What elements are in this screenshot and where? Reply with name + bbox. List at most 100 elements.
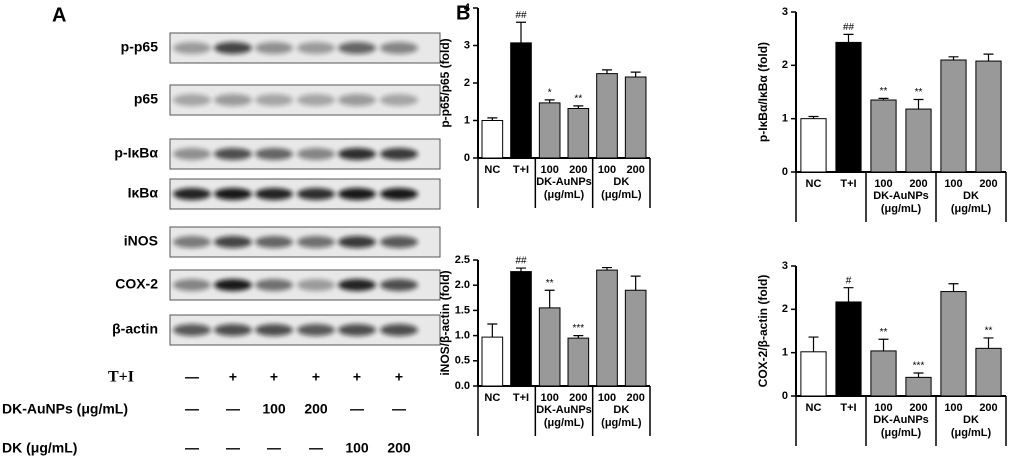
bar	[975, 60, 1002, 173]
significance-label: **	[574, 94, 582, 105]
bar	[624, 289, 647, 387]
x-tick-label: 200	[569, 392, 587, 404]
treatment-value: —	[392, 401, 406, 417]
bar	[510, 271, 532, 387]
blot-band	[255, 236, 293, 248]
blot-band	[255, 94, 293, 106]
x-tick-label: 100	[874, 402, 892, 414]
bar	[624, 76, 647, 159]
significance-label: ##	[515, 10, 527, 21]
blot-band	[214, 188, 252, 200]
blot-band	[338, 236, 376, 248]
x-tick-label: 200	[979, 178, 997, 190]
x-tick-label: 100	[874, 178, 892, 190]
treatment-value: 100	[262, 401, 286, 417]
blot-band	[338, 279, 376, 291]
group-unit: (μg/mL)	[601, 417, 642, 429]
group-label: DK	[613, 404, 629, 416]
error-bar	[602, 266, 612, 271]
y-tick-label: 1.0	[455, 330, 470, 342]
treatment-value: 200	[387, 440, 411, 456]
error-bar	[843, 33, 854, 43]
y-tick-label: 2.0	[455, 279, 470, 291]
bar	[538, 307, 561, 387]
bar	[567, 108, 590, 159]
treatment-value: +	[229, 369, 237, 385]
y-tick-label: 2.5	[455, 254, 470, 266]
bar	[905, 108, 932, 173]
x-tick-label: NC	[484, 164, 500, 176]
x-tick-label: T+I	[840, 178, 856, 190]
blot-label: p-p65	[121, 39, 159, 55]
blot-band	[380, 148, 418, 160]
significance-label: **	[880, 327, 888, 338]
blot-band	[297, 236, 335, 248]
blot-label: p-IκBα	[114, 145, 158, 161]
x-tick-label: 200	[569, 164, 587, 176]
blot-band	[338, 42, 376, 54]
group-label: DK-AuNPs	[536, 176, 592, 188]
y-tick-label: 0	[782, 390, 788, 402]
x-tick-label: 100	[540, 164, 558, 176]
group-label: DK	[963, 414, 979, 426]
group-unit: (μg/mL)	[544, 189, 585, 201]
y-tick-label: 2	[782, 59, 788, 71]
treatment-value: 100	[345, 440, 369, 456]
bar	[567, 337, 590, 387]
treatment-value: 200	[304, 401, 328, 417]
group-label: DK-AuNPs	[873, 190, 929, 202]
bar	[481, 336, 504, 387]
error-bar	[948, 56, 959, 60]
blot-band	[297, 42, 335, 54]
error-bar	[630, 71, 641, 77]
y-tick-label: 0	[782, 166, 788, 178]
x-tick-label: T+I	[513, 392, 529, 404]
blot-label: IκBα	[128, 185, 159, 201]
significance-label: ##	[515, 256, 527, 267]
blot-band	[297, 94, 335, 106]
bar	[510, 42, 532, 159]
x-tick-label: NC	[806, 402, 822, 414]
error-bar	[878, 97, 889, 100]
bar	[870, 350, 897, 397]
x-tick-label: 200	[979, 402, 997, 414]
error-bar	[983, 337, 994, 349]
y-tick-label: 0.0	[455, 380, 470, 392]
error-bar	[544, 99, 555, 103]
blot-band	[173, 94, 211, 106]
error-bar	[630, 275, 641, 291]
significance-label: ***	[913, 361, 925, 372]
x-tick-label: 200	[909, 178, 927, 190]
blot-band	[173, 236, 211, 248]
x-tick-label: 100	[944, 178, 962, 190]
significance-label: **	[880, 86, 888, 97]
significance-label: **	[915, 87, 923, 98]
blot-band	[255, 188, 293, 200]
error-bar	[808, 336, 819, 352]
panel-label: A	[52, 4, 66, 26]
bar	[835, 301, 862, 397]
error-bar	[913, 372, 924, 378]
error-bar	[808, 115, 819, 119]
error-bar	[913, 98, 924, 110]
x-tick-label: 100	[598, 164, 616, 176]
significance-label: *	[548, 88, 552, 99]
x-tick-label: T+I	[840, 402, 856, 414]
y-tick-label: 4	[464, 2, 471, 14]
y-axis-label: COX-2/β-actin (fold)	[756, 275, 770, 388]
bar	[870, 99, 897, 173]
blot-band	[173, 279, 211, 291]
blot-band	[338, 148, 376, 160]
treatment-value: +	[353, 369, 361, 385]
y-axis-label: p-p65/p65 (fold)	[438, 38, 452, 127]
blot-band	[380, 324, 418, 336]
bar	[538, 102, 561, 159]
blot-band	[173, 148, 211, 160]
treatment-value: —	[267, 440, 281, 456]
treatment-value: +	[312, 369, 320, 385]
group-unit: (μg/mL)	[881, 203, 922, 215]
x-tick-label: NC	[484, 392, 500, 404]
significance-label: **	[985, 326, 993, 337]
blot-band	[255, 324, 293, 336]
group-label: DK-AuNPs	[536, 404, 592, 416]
····················
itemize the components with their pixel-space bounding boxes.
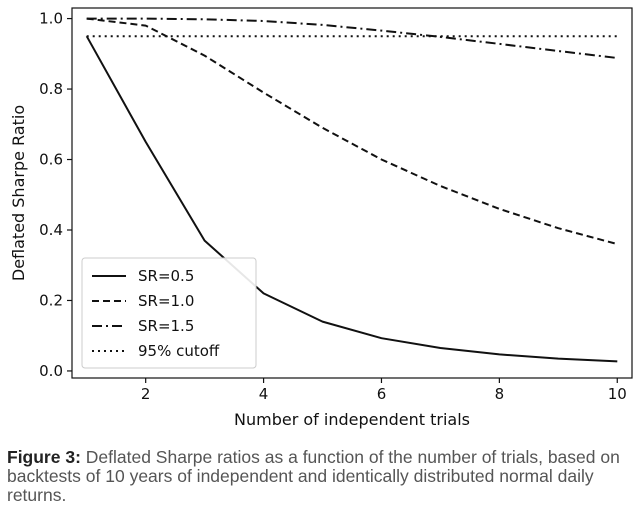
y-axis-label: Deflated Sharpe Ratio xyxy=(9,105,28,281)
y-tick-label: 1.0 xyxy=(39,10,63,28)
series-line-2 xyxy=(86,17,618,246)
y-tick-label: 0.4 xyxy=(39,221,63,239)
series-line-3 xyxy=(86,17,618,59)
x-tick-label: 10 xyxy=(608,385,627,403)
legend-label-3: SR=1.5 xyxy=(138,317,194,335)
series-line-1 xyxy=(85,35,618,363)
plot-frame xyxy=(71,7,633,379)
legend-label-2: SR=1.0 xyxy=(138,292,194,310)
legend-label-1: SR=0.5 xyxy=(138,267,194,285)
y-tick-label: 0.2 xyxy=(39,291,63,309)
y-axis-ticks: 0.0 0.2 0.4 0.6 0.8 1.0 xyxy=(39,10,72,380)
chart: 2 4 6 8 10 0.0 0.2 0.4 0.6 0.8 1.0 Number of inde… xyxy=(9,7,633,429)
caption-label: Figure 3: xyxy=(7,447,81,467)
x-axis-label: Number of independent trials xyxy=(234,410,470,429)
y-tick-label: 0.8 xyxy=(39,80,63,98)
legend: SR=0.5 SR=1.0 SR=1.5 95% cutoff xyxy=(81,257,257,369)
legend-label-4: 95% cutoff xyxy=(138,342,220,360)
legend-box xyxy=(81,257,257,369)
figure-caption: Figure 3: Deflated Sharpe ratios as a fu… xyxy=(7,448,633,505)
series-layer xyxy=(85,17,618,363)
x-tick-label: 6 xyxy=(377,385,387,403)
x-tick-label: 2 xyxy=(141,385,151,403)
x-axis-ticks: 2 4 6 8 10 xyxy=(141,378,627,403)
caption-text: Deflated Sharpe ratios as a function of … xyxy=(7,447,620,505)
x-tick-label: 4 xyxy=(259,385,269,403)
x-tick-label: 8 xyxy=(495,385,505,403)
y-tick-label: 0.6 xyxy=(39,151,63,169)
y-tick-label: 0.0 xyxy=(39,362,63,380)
····················
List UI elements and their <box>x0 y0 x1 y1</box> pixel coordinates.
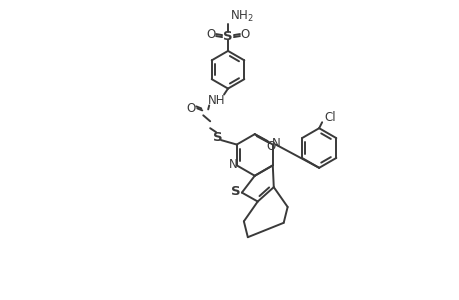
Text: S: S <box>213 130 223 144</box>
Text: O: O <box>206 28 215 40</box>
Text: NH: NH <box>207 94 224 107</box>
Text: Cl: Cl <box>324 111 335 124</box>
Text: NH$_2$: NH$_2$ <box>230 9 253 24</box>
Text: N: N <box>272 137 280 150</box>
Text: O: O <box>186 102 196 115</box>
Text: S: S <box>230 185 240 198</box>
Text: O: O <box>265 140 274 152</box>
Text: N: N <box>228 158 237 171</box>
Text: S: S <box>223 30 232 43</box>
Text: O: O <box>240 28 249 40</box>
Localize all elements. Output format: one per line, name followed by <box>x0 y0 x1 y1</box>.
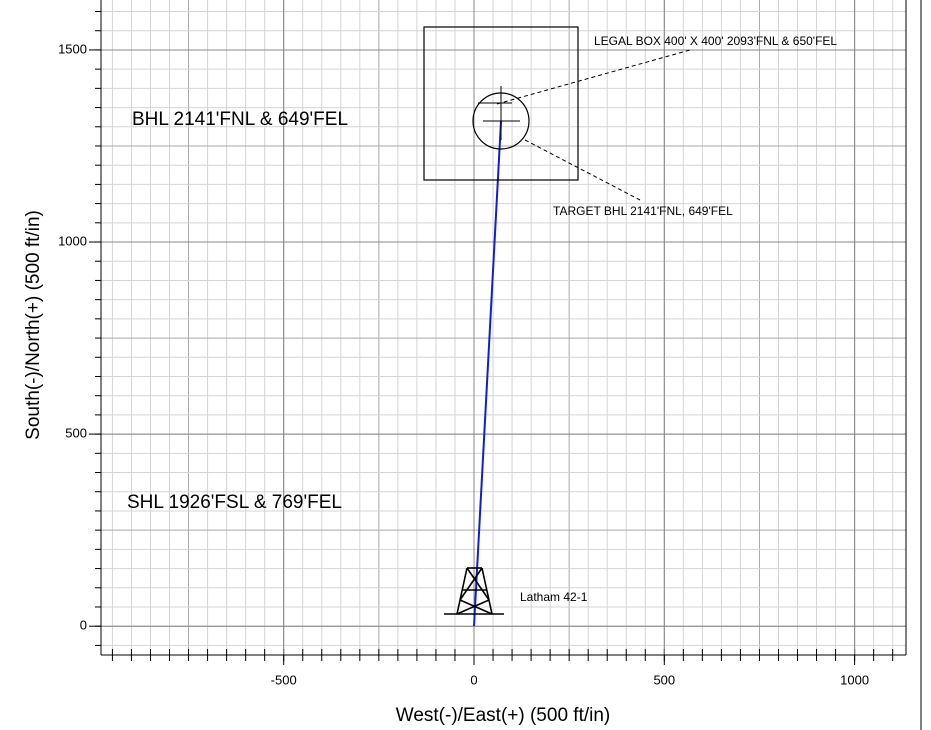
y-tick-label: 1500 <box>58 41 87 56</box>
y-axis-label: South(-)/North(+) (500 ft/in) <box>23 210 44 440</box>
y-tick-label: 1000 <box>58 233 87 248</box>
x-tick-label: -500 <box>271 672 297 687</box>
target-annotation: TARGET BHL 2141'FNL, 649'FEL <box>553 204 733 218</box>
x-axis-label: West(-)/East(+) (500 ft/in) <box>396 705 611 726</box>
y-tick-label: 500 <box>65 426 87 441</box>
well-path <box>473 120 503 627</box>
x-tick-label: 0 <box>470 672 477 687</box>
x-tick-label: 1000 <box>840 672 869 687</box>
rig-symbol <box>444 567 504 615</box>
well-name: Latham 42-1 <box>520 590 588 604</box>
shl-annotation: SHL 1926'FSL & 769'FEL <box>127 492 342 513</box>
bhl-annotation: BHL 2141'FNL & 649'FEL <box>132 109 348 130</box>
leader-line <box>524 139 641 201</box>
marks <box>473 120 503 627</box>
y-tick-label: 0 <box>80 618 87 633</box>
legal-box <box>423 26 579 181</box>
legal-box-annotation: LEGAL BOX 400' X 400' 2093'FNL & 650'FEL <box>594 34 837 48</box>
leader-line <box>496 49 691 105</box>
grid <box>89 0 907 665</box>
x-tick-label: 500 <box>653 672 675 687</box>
····················
- **The request**
Can you set down, unchanged, the rows from the one containing "itemize the components" through the one containing "y-tick-label: 0.0 xyxy=(39,362,63,380)", leaving out the picture?

- **Task output**
itemize the components with their pixel-space bounding boxes.
y-axis-label: Deflated Sharpe Ratio xyxy=(9,105,28,281)
y-tick-label: 1.0 xyxy=(39,10,63,28)
series-line-2 xyxy=(86,17,618,246)
y-tick-label: 0.4 xyxy=(39,221,63,239)
series-line-3 xyxy=(86,17,618,59)
x-tick-label: 10 xyxy=(608,385,627,403)
legend-label-3: SR=1.5 xyxy=(138,317,194,335)
series-line-1 xyxy=(85,35,618,363)
plot-frame xyxy=(71,7,633,379)
legend-label-2: SR=1.0 xyxy=(138,292,194,310)
legend-label-1: SR=0.5 xyxy=(138,267,194,285)
y-tick-label: 0.2 xyxy=(39,291,63,309)
y-axis-ticks: 0.0 0.2 0.4 0.6 0.8 1.0 xyxy=(39,10,72,380)
chart: 2 4 6 8 10 0.0 0.2 0.4 0.6 0.8 1.0 Number of inde… xyxy=(9,7,633,429)
caption-label: Figure 3: xyxy=(7,447,81,467)
x-axis-label: Number of independent trials xyxy=(234,410,470,429)
y-tick-label: 0.8 xyxy=(39,80,63,98)
legend: SR=0.5 SR=1.0 SR=1.5 95% cutoff xyxy=(81,257,257,369)
legend-label-4: 95% cutoff xyxy=(138,342,220,360)
legend-box xyxy=(81,257,257,369)
figure-caption: Figure 3: Deflated Sharpe ratios as a fu… xyxy=(7,448,633,505)
series-layer xyxy=(85,17,618,363)
x-tick-label: 6 xyxy=(377,385,387,403)
x-tick-label: 2 xyxy=(141,385,151,403)
x-axis-ticks: 2 4 6 8 10 xyxy=(141,378,627,403)
caption-text: Deflated Sharpe ratios as a function of … xyxy=(7,447,620,505)
x-tick-label: 4 xyxy=(259,385,269,403)
x-tick-label: 8 xyxy=(495,385,505,403)
y-tick-label: 0.6 xyxy=(39,151,63,169)
y-tick-label: 0.0 xyxy=(39,362,63,380)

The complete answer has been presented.